### REQUIRED WORK
Write out the entries below once more, exactly, with the pictures left out.

### PROVIDED DATA
◆ ◆ ◆ ◆ ◆

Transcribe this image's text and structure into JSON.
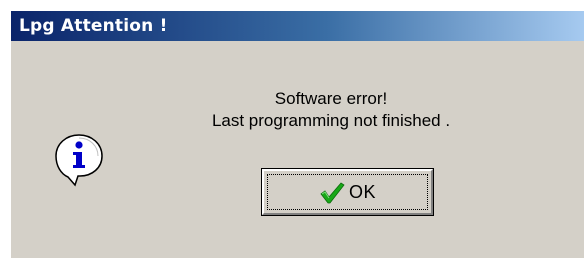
{
  "window": {
    "title": "Lpg Attention !"
  },
  "message": {
    "line1": "Software error!",
    "line2": "Last programming not finished ."
  },
  "buttons": {
    "ok_label": "OK"
  },
  "icons": {
    "message_icon": "information-icon",
    "ok_icon": "checkmark-icon"
  },
  "colors": {
    "titlebar_start": "#0a246a",
    "titlebar_end": "#a6caf0",
    "dialog_background": "#d4d0c8",
    "info_icon_blue": "#0000c8",
    "checkmark_green": "#18a818"
  }
}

◆ ◆ ◆ ◆ ◆

### EXERCISE ANSWER
Transcribe this image's text and structure into JSON.
{
  "window": {
    "title": "Lpg Attention !"
  },
  "message": {
    "line1": "Software error!",
    "line2": "Last programming not finished ."
  },
  "buttons": {
    "ok_label": "OK"
  },
  "icons": {
    "message_icon": "information-icon",
    "ok_icon": "checkmark-icon"
  },
  "colors": {
    "titlebar_start": "#0a246a",
    "titlebar_end": "#a6caf0",
    "dialog_background": "#d4d0c8",
    "info_icon_blue": "#0000c8",
    "checkmark_green": "#18a818"
  }
}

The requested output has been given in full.